→ What you have to do
From the records below, extract all the text exactly and leave the images behind.

→ Data
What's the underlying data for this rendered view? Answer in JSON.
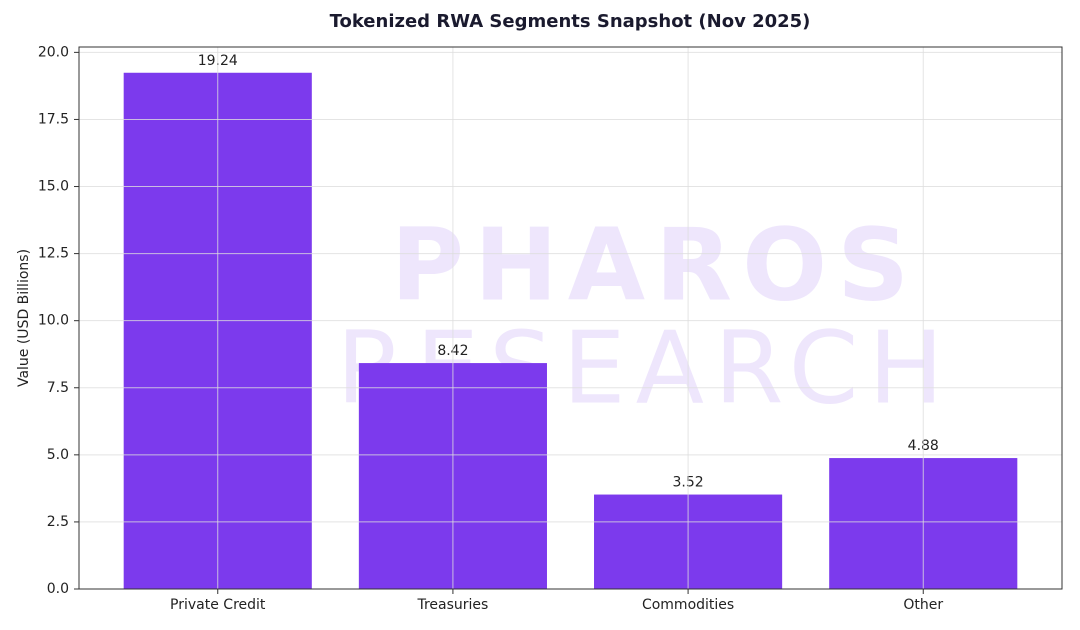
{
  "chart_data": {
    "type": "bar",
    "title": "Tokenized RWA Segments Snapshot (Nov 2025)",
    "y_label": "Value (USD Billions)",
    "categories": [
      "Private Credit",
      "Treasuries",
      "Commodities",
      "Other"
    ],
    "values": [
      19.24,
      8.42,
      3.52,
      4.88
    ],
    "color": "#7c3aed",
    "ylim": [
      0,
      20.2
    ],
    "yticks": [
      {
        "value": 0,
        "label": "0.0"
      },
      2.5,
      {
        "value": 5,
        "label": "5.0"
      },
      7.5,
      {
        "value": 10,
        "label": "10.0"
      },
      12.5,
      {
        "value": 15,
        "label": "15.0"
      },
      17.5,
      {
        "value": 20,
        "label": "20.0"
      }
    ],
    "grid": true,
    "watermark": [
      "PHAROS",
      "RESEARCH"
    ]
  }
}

→ Task response
What's the underlying data for this rendered view? Answer in JSON.
{
  "chart_data": {
    "type": "bar",
    "title": "Tokenized RWA Segments Snapshot (Nov 2025)",
    "y_label": "Value (USD Billions)",
    "categories": [
      "Private Credit",
      "Treasuries",
      "Commodities",
      "Other"
    ],
    "values": [
      19.24,
      8.42,
      3.52,
      4.88
    ],
    "color": "#7c3aed",
    "ylim": [
      0,
      20.2
    ],
    "yticks": [
      {
        "value": 0,
        "label": "0.0"
      },
      2.5,
      {
        "value": 5,
        "label": "5.0"
      },
      7.5,
      {
        "value": 10,
        "label": "10.0"
      },
      12.5,
      {
        "value": 15,
        "label": "15.0"
      },
      17.5,
      {
        "value": 20,
        "label": "20.0"
      }
    ],
    "grid": true,
    "watermark": [
      "PHAROS",
      "RESEARCH"
    ]
  }
}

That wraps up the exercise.